Catégorie : Histoire

 

 

 

 

 

 

 

 

Célèbre Croix celtique

 

 

 

 

 

   La christianisation de l’Ecosse à partir des IVe-Ve siècles ap. J.-C. joua un rôle important dans l’histoire de cette nation, et ceci jusqu’aux Guerres de religions du XVIe siècle. Cet article va parler des religions qui étaient présentes en Ecosse et bien sûr de l’arrivée du Christianisme comme religion nouvelle. Celle-ci se fit pendant l'existence de la culture civilisationnelle du peuple des Pictes (une confédération de tribus vivant dans ce qui est devenu l'Écosse du Nord et de l'Est, et présents avant la conquête de l'île de Bretagne - la Grande-Bretagne actuelle - par les Romains, ceci jusqu'au Xe siècle). Commençons donc par les cultes anciens. Avant l’arrivée de la nouvelle foi chrétienne, les premiers habitants de l’Ecosse croyaient en un panthéon composé de plusieurs divinités (polythéisme) : probablement les mêmes que sur le continent européen. On retrouve d'ailleurs même des traces de croyances antérieures au culte des dieux celtiques. Ces populations pratiquaient par exemple un culte lié à l’eau, un phénomène qui était fréquent dans toutes les religions primitives. Ce culte s’articulait autour des rivières, fontaines, puits et lacs. Une autre coutume est attestée : celle des têtes coupées. Les Pictes pratiquaient des sacrifices d'animaux, mais aussi en effet  des sacrifices humains. Les Pictes croyaient en l'Au-delà. Dans leur culture funéraire, on à la pratique de la crémation, puis l’apparition de tombes individuelles, donc l'inhumation. Un culte lié aux arbres (les Arbres sacrés) est aussi attesté. La religion de ces peuples s'articulait évidemment autour de la magie et du chamanisme. Précisons que les druides étaient très présents dans la société, y jouant un rôle important : celui de pilier social central, en tant que détenteurs du savoir...

⁂

▶ _Consignes_
- a) Pour chacune des affirmations suivantes, indiquez par oui ou par non si elle concorde avec l'article et citez à l'identique les mots qui tranchent : (i) le culte de l'eau s'organisait autour des rivières, fontaines, puits et lacs ; (ii) les Pictes ne croyaient pas en l'Au-delà ; (iii) les druides n'occupaient qu'une place marginale dans la société.
- b) Répondez aux questions suivantes d'après l'article :
(i) À partir de quels siècles la christianisation de l'Écosse a-t-elle eu lieu ?
(ii) Quelles pratiques funéraires des Pictes sont mentionnées ?
(iii) Quel culte lié à la végétation est attesté ?

▶ _Données fournies_
⁂

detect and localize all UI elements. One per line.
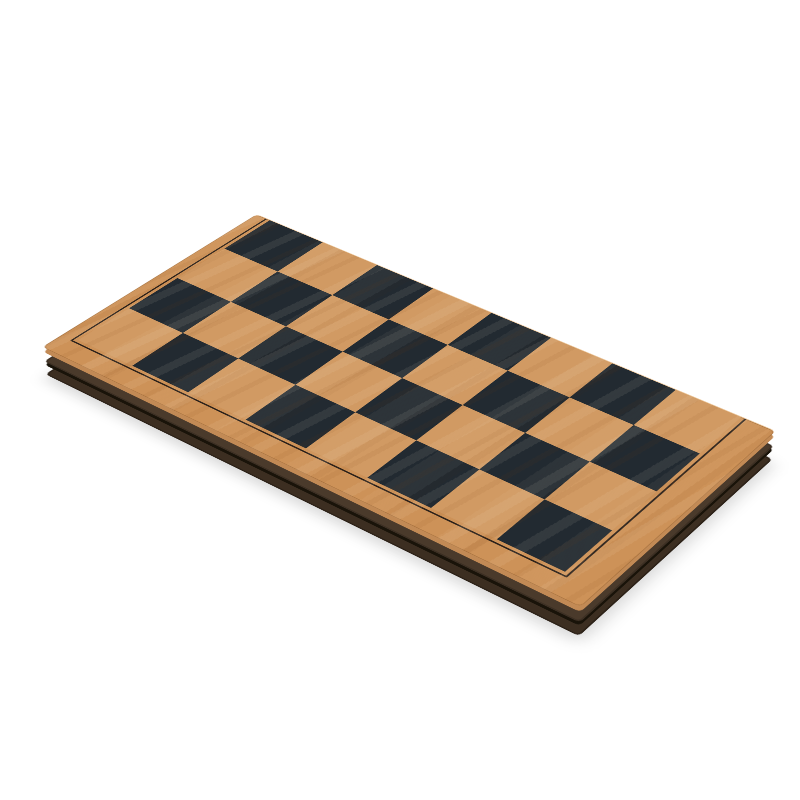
folding-chessboard <box>42 214 776 607</box>
product-photo-stage <box>0 0 800 800</box>
checkerboard <box>78 220 741 572</box>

⁂

▶ _Réponses attendues_
- a)
(i) Oui : « Ce culte s’articulait autour des rivières, fontaines, puits et lacs. »
(ii) Non : « Les Pictes croyaient en l'Au-delà. »
(iii) Non : « les druides étaient très présents dans la société, y jouant un rôle important »

- b)
(i) À partir des IVe-Ve siècles ap. J.-C.
(ii) La crémation, puis l'inhumation dans des tombes individuelles.
(iii) Un culte lié aux arbres, les Arbres sacrés.